# Exercise:
Do not copy the pictures; transcribe all other material exactly.

-- Begin Data entries --

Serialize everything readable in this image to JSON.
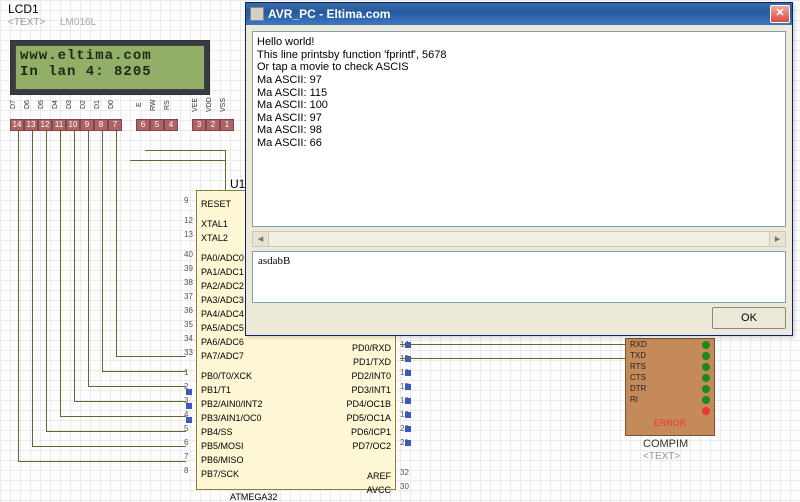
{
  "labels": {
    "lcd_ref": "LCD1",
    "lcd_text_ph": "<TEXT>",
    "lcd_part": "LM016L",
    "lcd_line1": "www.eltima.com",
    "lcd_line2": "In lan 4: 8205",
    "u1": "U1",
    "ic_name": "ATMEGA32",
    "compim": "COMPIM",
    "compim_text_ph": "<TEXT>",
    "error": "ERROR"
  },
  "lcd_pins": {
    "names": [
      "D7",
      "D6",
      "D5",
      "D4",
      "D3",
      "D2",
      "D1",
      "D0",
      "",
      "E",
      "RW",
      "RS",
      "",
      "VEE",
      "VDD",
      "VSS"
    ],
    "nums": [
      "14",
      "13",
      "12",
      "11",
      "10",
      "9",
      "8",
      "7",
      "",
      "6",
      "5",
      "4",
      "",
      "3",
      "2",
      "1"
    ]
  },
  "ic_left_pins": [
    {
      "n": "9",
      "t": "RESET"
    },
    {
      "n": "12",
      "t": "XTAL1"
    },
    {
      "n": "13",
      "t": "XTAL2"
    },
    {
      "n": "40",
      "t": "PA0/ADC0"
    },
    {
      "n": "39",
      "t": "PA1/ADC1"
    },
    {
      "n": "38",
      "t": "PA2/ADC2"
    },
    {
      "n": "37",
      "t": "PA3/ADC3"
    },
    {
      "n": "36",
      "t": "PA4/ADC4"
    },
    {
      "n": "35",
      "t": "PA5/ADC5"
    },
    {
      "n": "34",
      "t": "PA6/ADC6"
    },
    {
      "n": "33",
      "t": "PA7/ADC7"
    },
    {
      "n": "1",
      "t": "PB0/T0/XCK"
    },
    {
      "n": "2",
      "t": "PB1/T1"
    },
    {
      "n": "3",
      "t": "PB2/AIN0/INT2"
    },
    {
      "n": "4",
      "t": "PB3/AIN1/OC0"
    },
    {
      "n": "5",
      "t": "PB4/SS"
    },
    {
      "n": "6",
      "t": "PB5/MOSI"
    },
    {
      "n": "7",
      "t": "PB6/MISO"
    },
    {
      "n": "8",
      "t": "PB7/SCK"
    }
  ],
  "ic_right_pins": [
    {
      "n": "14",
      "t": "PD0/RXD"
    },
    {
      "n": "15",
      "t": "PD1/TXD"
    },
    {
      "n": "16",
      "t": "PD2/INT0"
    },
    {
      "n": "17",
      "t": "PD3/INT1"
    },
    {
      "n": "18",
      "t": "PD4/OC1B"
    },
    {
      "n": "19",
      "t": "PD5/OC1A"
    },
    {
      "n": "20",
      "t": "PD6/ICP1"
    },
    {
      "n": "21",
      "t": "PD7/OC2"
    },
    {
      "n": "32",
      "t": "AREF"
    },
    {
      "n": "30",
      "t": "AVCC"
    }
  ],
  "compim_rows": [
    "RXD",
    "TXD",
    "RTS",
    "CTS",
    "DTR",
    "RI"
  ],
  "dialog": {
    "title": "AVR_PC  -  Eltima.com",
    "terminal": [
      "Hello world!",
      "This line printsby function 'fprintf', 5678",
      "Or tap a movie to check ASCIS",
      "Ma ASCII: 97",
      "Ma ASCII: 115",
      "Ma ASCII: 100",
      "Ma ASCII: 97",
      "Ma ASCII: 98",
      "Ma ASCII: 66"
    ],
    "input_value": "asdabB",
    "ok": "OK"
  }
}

-- End Data entries --

# Written solution:
Serialize everything readable in this image to JSON.
{
  "labels": {
    "lcd_ref": "LCD1",
    "lcd_text_ph": "<TEXT>",
    "lcd_part": "LM016L",
    "lcd_line1": "www.eltima.com",
    "lcd_line2": "In lan 4: 8205",
    "u1": "U1",
    "ic_name": "ATMEGA32",
    "compim": "COMPIM",
    "compim_text_ph": "<TEXT>",
    "error": "ERROR"
  },
  "lcd_pins": {
    "names": [
      "D7",
      "D6",
      "D5",
      "D4",
      "D3",
      "D2",
      "D1",
      "D0",
      "",
      "E",
      "RW",
      "RS",
      "",
      "VEE",
      "VDD",
      "VSS"
    ],
    "nums": [
      "14",
      "13",
      "12",
      "11",
      "10",
      "9",
      "8",
      "7",
      "",
      "6",
      "5",
      "4",
      "",
      "3",
      "2",
      "1"
    ]
  },
  "ic_left_pins": [
    {
      "n": "9",
      "t": "RESET"
    },
    {
      "n": "12",
      "t": "XTAL1"
    },
    {
      "n": "13",
      "t": "XTAL2"
    },
    {
      "n": "40",
      "t": "PA0/ADC0"
    },
    {
      "n": "39",
      "t": "PA1/ADC1"
    },
    {
      "n": "38",
      "t": "PA2/ADC2"
    },
    {
      "n": "37",
      "t": "PA3/ADC3"
    },
    {
      "n": "36",
      "t": "PA4/ADC4"
    },
    {
      "n": "35",
      "t": "PA5/ADC5"
    },
    {
      "n": "34",
      "t": "PA6/ADC6"
    },
    {
      "n": "33",
      "t": "PA7/ADC7"
    },
    {
      "n": "1",
      "t": "PB0/T0/XCK"
    },
    {
      "n": "2",
      "t": "PB1/T1"
    },
    {
      "n": "3",
      "t": "PB2/AIN0/INT2"
    },
    {
      "n": "4",
      "t": "PB3/AIN1/OC0"
    },
    {
      "n": "5",
      "t": "PB4/SS"
    },
    {
      "n": "6",
      "t": "PB5/MOSI"
    },
    {
      "n": "7",
      "t": "PB6/MISO"
    },
    {
      "n": "8",
      "t": "PB7/SCK"
    }
  ],
  "ic_right_pins": [
    {
      "n": "14",
      "t": "PD0/RXD"
    },
    {
      "n": "15",
      "t": "PD1/TXD"
    },
    {
      "n": "16",
      "t": "PD2/INT0"
    },
    {
      "n": "17",
      "t": "PD3/INT1"
    },
    {
      "n": "18",
      "t": "PD4/OC1B"
    },
    {
      "n": "19",
      "t": "PD5/OC1A"
    },
    {
      "n": "20",
      "t": "PD6/ICP1"
    },
    {
      "n": "21",
      "t": "PD7/OC2"
    },
    {
      "n": "32",
      "t": "AREF"
    },
    {
      "n": "30",
      "t": "AVCC"
    }
  ],
  "compim_rows": [
    "RXD",
    "TXD",
    "RTS",
    "CTS",
    "DTR",
    "RI"
  ],
  "dialog": {
    "title": "AVR_PC  -  Eltima.com",
    "terminal": [
      "Hello world!",
      "This line printsby function 'fprintf', 5678",
      "Or tap a movie to check ASCIS",
      "Ma ASCII: 97",
      "Ma ASCII: 115",
      "Ma ASCII: 100",
      "Ma ASCII: 97",
      "Ma ASCII: 98",
      "Ma ASCII: 66"
    ],
    "input_value": "asdabB",
    "ok": "OK"
  }
}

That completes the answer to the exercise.